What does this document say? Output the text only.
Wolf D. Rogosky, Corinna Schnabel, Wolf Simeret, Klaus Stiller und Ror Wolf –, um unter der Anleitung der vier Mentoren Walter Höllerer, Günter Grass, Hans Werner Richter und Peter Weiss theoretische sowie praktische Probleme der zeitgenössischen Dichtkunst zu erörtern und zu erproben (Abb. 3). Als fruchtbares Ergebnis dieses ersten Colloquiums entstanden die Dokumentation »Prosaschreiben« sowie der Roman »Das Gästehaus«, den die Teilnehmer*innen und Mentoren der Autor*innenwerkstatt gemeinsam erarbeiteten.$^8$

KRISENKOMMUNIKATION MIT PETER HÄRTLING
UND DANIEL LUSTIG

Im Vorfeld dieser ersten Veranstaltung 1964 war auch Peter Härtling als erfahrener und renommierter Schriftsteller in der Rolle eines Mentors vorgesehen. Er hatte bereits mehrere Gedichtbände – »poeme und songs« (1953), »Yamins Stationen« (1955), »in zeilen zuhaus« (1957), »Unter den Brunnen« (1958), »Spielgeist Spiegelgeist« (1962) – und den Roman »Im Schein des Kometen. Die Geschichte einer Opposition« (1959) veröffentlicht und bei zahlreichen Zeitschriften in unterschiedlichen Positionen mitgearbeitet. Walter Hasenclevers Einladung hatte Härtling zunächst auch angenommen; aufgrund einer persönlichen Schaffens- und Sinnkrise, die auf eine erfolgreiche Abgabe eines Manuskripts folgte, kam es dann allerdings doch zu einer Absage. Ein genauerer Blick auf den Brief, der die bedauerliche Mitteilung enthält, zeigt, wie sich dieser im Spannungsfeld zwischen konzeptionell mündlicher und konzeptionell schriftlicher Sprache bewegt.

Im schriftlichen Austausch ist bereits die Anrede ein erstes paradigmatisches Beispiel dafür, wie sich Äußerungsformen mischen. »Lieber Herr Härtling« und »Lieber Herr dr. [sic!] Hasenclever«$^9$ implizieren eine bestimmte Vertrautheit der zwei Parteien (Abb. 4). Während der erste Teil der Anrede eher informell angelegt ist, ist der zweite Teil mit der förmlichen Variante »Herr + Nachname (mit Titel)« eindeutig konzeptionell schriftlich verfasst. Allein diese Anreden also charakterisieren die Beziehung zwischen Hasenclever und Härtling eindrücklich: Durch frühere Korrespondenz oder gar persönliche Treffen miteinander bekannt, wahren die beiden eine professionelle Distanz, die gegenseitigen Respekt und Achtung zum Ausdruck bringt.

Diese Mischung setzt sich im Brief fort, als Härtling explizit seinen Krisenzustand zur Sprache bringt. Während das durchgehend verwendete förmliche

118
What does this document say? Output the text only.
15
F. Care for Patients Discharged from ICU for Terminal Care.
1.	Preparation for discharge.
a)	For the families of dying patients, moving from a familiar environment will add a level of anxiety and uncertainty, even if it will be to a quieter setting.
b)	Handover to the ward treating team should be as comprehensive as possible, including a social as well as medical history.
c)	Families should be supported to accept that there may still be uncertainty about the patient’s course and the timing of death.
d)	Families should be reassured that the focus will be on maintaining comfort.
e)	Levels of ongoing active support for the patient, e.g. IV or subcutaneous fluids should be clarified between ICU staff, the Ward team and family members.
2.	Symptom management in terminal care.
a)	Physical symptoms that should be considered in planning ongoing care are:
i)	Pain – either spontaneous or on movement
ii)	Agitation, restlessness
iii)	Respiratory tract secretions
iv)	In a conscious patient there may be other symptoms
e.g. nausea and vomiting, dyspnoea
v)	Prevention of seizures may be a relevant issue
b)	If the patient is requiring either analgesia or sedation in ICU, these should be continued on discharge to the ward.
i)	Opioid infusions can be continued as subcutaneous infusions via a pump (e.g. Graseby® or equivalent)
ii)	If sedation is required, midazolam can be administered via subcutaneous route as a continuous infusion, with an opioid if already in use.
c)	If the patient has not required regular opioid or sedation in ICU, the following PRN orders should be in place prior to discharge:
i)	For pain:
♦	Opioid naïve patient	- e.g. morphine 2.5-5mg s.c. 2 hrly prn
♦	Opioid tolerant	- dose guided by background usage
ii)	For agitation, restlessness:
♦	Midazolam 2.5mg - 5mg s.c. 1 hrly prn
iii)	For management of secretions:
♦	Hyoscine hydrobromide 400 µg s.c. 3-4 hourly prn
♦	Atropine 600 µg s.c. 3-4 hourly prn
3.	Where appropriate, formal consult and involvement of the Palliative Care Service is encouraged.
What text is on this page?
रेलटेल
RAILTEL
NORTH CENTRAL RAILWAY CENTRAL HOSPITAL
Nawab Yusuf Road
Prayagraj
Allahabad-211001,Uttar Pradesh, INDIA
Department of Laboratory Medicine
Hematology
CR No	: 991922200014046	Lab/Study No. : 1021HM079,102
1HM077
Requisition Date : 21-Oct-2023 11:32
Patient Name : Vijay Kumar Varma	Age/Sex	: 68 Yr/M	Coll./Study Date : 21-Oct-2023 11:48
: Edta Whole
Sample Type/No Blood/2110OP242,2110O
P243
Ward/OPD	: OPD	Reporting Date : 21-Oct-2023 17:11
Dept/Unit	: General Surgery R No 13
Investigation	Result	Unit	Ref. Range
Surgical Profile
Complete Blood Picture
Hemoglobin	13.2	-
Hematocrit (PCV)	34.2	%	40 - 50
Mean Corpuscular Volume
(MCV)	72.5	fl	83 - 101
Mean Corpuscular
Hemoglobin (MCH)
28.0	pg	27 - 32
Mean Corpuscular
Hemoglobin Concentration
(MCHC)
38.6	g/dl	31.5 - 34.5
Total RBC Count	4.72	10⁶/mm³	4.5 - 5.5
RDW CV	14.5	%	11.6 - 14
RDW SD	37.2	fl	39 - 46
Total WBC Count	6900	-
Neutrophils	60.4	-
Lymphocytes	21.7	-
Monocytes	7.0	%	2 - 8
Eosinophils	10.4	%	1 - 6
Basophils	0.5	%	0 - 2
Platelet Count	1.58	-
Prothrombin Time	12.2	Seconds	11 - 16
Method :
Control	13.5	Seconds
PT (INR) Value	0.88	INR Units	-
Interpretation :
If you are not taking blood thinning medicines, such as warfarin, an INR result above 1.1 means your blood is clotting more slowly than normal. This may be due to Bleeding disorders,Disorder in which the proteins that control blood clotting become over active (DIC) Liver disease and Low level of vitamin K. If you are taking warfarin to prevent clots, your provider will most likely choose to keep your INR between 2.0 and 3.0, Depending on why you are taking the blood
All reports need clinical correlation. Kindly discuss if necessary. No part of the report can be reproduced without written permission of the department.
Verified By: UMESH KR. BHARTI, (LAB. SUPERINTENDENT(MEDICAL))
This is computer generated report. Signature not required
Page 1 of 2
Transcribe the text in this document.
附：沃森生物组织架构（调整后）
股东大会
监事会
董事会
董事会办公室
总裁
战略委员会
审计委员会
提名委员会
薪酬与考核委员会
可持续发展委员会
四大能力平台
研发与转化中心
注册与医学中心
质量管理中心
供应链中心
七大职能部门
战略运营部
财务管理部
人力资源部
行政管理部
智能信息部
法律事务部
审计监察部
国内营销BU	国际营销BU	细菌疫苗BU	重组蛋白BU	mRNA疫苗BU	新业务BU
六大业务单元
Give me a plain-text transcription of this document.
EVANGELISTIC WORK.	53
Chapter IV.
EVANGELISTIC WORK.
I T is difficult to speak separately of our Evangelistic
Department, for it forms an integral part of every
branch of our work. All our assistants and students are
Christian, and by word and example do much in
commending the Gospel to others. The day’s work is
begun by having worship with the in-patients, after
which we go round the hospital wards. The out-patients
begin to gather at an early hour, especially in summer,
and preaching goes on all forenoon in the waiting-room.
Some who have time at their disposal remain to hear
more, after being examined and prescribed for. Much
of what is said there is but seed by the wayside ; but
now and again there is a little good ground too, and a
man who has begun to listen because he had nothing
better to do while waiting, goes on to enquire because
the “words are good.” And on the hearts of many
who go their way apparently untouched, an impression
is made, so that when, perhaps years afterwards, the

§

Task description: Wherever a line of the records above contains the string "Brief", copy that line out.

Solution to the problem:
Im Vorfeld dieser ersten Veranstaltung 1964 war auch Peter Härtling als erfahrener und renommierter Schriftsteller in der Rolle eines Mentors vorgesehen. Er hatte bereits mehrere Gedichtbände – »poeme und songs« (1953), »Yamins Stationen« (1955), »in zeilen zuhaus« (1957), »Unter den Brunnen« (1958), »Spielgeist Spiegelgeist« (1962) – und den Roman »Im Schein des Kometen. Die Geschichte einer Opposition« (1959) veröffentlicht und bei zahlreichen Zeitschriften in unterschiedlichen Positionen mitgearbeitet. Walter Hasenclevers Einladung hatte Härtling zunächst auch angenommen; aufgrund einer persönlichen Schaffens- und Sinnkrise, die auf eine erfolgreiche Abgabe eines Manuskripts folgte, kam es dann allerdings doch zu einer Absage. Ein genauerer Blick auf den Brief, der die bedauerliche Mitteilung enthält, zeigt, wie sich dieser im Spannungsfeld zwischen konzeptionell mündlicher und konzeptionell schriftlicher Sprache bewegt.
Diese Mischung setzt sich im Brief fort, als Härtling explizit seinen Krisenzustand zur Sprache bringt. Während das durchgehend verwendete förmliche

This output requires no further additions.